### What you should do
Find every line in the records that holds the string "aten". Copy each one.

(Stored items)
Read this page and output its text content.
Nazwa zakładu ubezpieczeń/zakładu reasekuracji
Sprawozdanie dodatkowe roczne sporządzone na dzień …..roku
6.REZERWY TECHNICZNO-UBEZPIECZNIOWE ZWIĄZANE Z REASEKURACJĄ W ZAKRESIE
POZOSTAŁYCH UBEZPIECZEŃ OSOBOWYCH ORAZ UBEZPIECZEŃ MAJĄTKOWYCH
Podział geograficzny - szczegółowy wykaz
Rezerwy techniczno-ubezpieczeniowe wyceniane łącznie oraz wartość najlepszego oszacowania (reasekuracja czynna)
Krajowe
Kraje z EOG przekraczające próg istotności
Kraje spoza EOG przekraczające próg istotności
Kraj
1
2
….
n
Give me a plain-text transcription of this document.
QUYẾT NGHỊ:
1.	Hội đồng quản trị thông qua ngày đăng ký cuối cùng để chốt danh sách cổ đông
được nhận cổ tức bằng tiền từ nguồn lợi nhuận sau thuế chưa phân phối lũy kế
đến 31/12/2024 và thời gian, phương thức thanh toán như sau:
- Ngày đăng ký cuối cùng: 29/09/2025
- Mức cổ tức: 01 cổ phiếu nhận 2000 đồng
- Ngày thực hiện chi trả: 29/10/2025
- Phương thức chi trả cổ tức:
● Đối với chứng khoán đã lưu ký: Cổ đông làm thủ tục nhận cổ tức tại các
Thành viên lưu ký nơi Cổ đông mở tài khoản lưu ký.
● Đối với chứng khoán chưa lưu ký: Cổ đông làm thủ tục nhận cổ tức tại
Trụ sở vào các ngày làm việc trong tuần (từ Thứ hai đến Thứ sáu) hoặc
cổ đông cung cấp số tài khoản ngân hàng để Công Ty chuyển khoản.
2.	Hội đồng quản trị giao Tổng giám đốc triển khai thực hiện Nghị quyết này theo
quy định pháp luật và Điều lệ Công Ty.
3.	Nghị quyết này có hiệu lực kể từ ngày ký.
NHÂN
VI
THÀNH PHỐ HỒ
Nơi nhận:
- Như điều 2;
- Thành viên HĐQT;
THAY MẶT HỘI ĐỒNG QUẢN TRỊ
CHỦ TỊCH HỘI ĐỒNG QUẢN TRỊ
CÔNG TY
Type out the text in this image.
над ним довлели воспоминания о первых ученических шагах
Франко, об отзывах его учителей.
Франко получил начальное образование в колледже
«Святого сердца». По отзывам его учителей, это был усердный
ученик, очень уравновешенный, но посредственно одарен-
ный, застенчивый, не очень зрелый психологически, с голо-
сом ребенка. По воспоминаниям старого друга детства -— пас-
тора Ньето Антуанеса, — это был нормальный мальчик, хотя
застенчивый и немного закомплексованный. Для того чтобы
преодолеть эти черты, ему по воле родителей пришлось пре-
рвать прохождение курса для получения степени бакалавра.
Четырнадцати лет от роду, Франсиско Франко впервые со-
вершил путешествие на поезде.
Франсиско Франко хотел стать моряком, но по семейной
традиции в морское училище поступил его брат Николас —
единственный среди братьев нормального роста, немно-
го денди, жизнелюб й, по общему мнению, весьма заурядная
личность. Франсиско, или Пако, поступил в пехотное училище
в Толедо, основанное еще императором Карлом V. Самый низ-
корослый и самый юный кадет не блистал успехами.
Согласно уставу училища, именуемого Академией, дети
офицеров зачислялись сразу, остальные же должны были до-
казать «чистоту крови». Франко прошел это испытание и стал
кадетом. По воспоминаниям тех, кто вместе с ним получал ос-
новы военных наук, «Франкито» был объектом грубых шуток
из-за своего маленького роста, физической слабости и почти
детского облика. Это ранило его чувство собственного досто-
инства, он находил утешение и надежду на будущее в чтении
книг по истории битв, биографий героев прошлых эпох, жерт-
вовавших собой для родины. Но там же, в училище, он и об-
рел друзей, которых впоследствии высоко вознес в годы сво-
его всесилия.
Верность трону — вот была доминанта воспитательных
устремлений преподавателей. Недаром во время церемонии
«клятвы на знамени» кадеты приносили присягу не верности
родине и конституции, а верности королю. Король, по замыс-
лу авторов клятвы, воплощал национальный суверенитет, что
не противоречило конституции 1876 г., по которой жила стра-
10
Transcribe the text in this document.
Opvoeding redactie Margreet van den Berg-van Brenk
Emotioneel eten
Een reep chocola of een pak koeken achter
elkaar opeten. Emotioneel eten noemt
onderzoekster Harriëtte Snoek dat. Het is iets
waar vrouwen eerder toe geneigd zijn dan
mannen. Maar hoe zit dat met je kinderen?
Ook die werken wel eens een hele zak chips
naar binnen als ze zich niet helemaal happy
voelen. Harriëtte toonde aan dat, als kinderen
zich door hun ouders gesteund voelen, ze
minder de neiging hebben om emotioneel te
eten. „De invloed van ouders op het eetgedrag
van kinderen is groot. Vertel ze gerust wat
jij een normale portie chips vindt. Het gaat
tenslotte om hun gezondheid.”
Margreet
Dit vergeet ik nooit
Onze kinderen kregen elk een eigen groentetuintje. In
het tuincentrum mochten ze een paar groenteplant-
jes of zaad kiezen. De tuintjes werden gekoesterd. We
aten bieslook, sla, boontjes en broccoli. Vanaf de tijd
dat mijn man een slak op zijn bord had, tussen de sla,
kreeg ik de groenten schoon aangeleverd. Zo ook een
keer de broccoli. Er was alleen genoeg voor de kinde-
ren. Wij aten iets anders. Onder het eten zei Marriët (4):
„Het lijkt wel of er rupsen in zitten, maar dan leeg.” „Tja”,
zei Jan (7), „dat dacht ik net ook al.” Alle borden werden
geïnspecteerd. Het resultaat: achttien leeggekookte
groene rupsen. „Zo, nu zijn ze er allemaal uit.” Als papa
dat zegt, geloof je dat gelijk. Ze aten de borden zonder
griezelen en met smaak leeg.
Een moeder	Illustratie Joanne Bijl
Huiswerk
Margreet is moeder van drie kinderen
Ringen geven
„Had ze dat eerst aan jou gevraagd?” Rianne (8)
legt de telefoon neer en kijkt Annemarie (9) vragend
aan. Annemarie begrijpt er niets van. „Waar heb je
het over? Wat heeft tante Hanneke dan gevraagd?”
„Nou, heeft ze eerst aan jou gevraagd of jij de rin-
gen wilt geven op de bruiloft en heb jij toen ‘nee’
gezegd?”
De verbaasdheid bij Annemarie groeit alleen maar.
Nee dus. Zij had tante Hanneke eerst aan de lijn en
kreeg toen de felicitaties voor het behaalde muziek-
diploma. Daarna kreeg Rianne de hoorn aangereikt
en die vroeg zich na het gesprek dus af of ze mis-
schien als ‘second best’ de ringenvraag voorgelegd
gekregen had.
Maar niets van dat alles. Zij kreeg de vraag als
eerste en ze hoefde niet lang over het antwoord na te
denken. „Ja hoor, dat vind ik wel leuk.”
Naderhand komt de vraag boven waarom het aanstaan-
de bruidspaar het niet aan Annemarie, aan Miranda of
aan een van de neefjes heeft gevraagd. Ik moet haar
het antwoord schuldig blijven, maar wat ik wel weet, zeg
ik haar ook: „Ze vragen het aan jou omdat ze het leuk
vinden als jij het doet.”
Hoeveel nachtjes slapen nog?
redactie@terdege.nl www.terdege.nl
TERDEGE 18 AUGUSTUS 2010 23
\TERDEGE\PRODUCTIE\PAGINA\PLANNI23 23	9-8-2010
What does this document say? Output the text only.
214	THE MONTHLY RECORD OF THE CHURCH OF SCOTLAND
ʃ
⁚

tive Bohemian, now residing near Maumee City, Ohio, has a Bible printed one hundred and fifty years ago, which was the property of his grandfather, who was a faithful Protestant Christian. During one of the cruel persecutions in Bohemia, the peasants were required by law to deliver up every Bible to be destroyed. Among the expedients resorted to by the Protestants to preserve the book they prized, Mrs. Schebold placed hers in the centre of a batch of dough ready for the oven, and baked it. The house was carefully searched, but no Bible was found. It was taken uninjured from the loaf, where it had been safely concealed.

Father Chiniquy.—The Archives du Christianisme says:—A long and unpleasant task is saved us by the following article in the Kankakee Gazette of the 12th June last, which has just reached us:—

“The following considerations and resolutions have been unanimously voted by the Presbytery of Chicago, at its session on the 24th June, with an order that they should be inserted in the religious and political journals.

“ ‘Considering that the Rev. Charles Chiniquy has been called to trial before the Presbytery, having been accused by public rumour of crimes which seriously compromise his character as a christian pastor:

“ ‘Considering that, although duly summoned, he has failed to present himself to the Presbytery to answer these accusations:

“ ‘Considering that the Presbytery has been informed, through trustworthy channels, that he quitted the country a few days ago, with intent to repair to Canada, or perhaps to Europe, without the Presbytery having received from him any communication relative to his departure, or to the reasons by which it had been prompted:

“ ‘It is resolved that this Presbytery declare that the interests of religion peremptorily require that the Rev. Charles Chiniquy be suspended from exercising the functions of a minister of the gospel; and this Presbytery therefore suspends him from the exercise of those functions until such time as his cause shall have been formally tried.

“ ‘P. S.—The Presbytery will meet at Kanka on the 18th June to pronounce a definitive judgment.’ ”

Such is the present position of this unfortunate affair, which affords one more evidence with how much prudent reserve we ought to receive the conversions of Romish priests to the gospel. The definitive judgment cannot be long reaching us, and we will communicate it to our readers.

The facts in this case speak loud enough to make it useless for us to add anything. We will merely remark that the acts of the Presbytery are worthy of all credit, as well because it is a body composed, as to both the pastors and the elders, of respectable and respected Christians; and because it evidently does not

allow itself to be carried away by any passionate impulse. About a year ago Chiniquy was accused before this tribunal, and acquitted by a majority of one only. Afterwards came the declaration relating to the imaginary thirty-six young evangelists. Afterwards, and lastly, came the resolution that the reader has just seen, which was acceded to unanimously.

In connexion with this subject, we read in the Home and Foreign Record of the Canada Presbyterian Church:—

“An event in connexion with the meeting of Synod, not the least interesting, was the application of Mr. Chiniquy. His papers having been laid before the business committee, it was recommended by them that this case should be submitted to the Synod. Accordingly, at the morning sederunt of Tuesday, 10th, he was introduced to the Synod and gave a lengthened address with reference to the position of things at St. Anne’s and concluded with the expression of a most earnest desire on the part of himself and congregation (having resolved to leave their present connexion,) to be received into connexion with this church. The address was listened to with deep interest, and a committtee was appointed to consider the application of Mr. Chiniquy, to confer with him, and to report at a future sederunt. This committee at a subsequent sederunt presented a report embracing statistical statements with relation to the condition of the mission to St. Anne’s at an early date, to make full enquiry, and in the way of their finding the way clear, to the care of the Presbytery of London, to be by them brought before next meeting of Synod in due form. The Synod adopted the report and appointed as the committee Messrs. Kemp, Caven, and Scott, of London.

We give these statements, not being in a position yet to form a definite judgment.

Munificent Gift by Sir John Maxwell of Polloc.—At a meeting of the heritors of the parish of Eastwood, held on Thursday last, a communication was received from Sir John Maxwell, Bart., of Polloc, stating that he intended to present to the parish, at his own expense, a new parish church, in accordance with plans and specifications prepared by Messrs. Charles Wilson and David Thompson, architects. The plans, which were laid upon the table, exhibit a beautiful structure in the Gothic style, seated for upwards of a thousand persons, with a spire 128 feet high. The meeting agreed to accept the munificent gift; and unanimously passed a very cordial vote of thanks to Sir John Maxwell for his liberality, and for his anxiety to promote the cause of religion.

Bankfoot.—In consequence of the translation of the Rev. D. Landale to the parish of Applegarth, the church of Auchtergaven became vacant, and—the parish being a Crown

### Final result
aten bieslook, sla, boontjes en broccoli. Vanaf de tijd
ren. Wij aten iets anders. Onder het eten zei Marriët (4):
dat zegt, geloof je dat gelijk. Ze aten de borden zonder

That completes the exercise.